→ The exercise
Produce a word-for-word copy of the listing below without its pictures.

_____

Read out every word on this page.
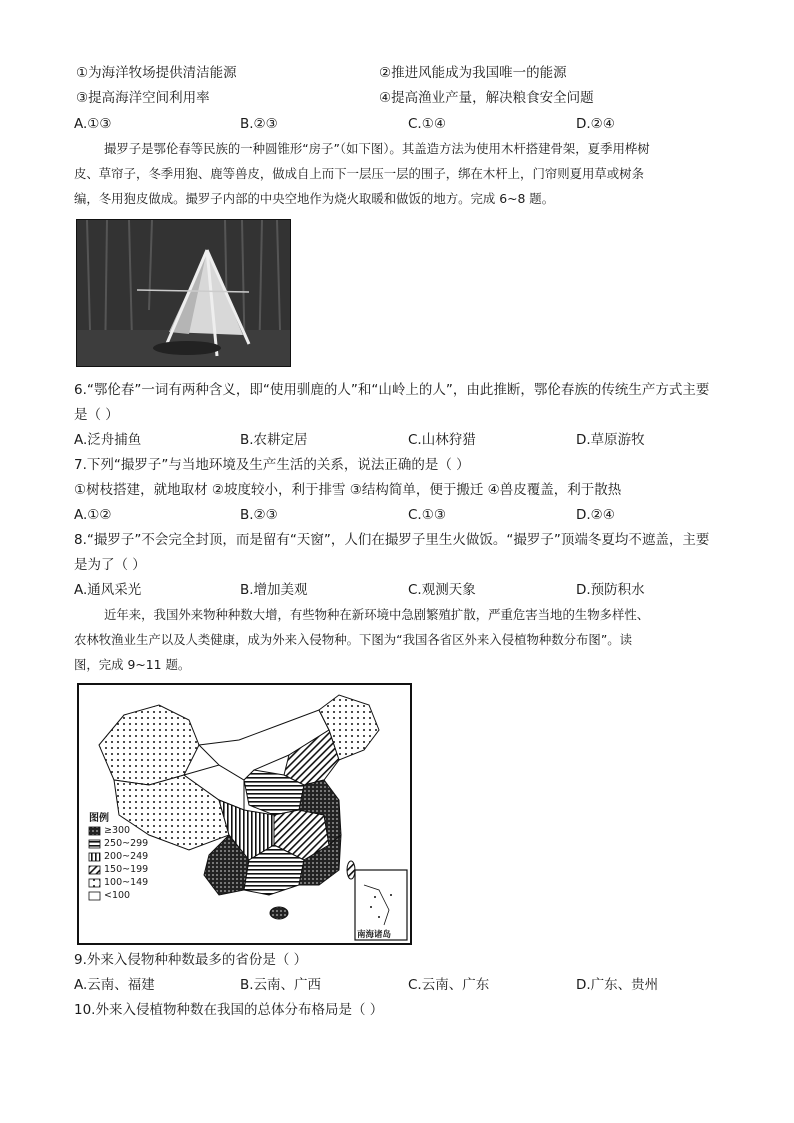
①为海洋牧场提供清洁能源	②推进风能成为我国唯一的能源
③提高海洋空间利用率	④提高渔业产量，解决粮食安全问题
A.①③	B.②③	C.①④	D.②④
撮罗子是鄂伦春等民族的一种圆锥形“房子”（如下图）。其盖造方法为使用木杆搭建骨架，夏季用桦树
皮、草帘子，冬季用狍、鹿等兽皮，做成自上而下一层压一层的围子，绑在木杆上，门帘则夏用草或树条
编，冬用狍皮做成。撮罗子内部的中央空地作为烧火取暖和做饭的地方。完成 6~8 题。
6.“鄂伦春”一词有两种含义，即“使用驯鹿的人”和“山岭上的人”，由此推断，鄂伦春族的传统生产方式主要
是（ ）
A.泛舟捕鱼	B.农耕定居	C.山林狩猎	D.草原游牧
7.下列“撮罗子”与当地环境及生产生活的关系，说法正确的是（ ）
①树枝搭建，就地取材 ②坡度较小，利于排雪 ③结构简单，便于搬迁 ④兽皮覆盖，利于散热
A.①②	B.②③	C.①③	D.②④
8.“撮罗子”不会完全封顶，而是留有“天窗”，人们在撮罗子里生火做饭。“撮罗子”顶端冬夏均不遮盖，主要
是为了（ ）
A.通风采光	B.增加美观	C.观测天象	D.预防积水
近年来，我国外来物种种数大增，有些物种在新环境中急剧繁殖扩散，严重危害当地的生物多样性、
农林牧渔业生产以及人类健康，成为外来入侵物种。下图为“我国各省区外来入侵植物种数分布图”。读
图，完成 9~11 题。
图例
≥300
250~299
200~249
150~199
100~149
<100
南海诸岛
9.外来入侵物种种数最多的省份是（ ）
A.云南、福建	B.云南、广西	C.云南、广东	D.广东、贵州
10.外来入侵植物种数在我国的总体分布格局是（ ）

_____

→ The solution
Read out every word on this page.
①为海洋牧场提供清洁能源	②推进风能成为我国唯一的能源
③提高海洋空间利用率	④提高渔业产量，解决粮食安全问题
A.①③	B.②③	C.①④	D.②④
撮罗子是鄂伦春等民族的一种圆锥形“房子”（如下图）。其盖造方法为使用木杆搭建骨架，夏季用桦树
皮、草帘子，冬季用狍、鹿等兽皮，做成自上而下一层压一层的围子，绑在木杆上，门帘则夏用草或树条
编，冬用狍皮做成。撮罗子内部的中央空地作为烧火取暖和做饭的地方。完成 6~8 题。
6.“鄂伦春”一词有两种含义，即“使用驯鹿的人”和“山岭上的人”，由此推断，鄂伦春族的传统生产方式主要
是（ ）
A.泛舟捕鱼	B.农耕定居	C.山林狩猎	D.草原游牧
7.下列“撮罗子”与当地环境及生产生活的关系，说法正确的是（ ）
①树枝搭建，就地取材 ②坡度较小，利于排雪 ③结构简单，便于搬迁 ④兽皮覆盖，利于散热
A.①②	B.②③	C.①③	D.②④
8.“撮罗子”不会完全封顶，而是留有“天窗”，人们在撮罗子里生火做饭。“撮罗子”顶端冬夏均不遮盖，主要
是为了（ ）
A.通风采光	B.增加美观	C.观测天象	D.预防积水
近年来，我国外来物种种数大增，有些物种在新环境中急剧繁殖扩散，严重危害当地的生物多样性、
农林牧渔业生产以及人类健康，成为外来入侵物种。下图为“我国各省区外来入侵植物种数分布图”。读
图，完成 9~11 题。
图例
≥300
250~299
200~249
150~199
100~149
<100
南海诸岛
9.外来入侵物种种数最多的省份是（ ）
A.云南、福建	B.云南、广西	C.云南、广东	D.广东、贵州
10.外来入侵植物种数在我国的总体分布格局是（ ）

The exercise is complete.